**Supplied material**
-- BEGIN --

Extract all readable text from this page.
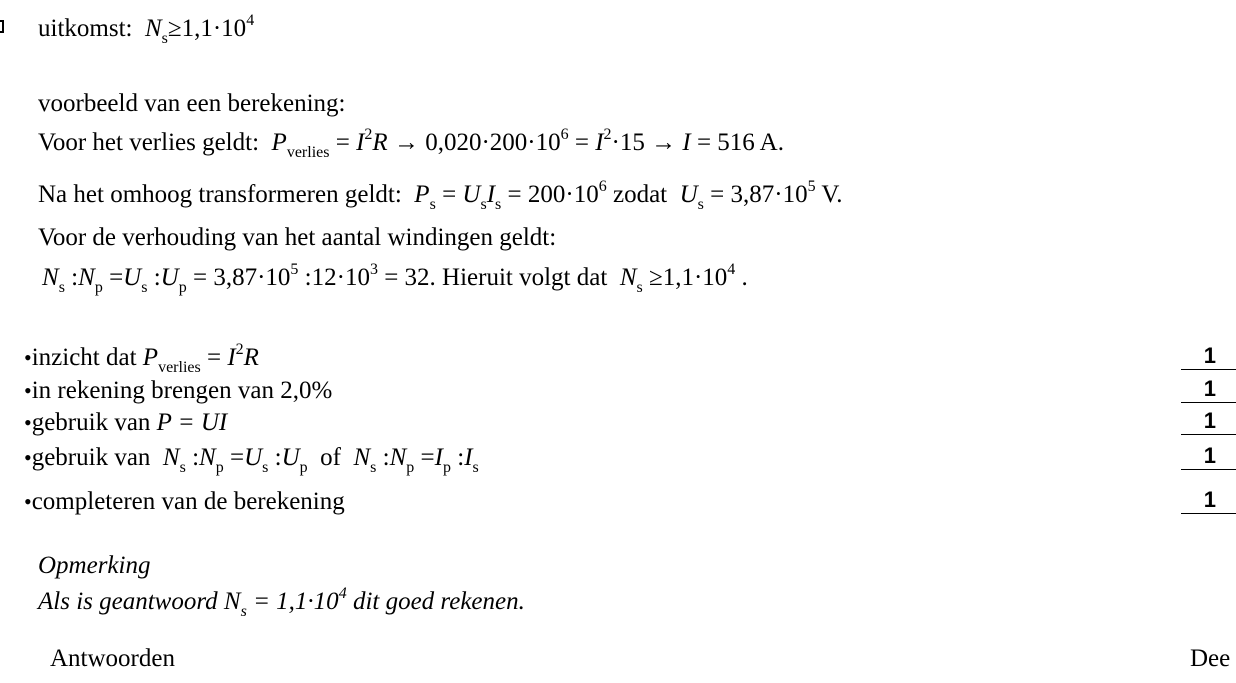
uitkomst: $N_s\ge 1,1\cdot 10^4$
voorbeeld van een berekening:
Voor het verlies geldt: $P_{verlies} = I^2R \to 0,020\cdot 200\cdot 10^6 = I^2\cdot 15 \to I = 516$ A.
Na het omhoog transformeren geldt: $P_s = U_sI_s = 200\cdot 10^6$ zodat $U_s = 3,87\cdot 10^5$ V.
Voor de verhouding van het aantal windingen geldt:
$N_s$ $:N_p =U_s$ $:U_p = 3,87\cdot 10^5$ $:12\cdot 10^3 = 32$. Hieruit volgt dat $N_s \ge 1,1\cdot 10^4$ .
•inzicht dat $P_{verlies} = I^2R$	1
•in rekening brengen van 2,0%	1
•gebruik van P = UI	1
•gebruik van $N_s$ $:N_p =U_s$ $:U_p$ of $N_s$ $:N_p =I_p$ $:I_s$	1
•completeren van de berekening	1
Opmerking
Als is geantwoord $N_s = 1,1\cdot 10^4$ dit goed rekenen.
Antwoorden	Dee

-- END --

**What the task requires**
Reproduce every entry exactly, but omit each picture.

**Exercise answer**
Extract all readable text from this page.
uitkomst: $N_s\ge 1,1\cdot 10^4$
voorbeeld van een berekening:
Voor het verlies geldt: $P_{verlies} = I^2R \to 0,020\cdot 200\cdot 10^6 = I^2\cdot 15 \to I = 516$ A.
Na het omhoog transformeren geldt: $P_s = U_sI_s = 200\cdot 10^6$ zodat $U_s = 3,87\cdot 10^5$ V.
Voor de verhouding van het aantal windingen geldt:
$N_s$ $:N_p =U_s$ $:U_p = 3,87\cdot 10^5$ $:12\cdot 10^3 = 32$. Hieruit volgt dat $N_s \ge 1,1\cdot 10^4$ .
•inzicht dat $P_{verlies} = I^2R$	1
•in rekening brengen van 2,0%	1
•gebruik van P = UI	1
•gebruik van $N_s$ $:N_p =U_s$ $:U_p$ of $N_s$ $:N_p =I_p$ $:I_s$	1
•completeren van de berekening	1
Opmerking
Als is geantwoord $N_s = 1,1\cdot 10^4$ dit goed rekenen.
Antwoorden	Dee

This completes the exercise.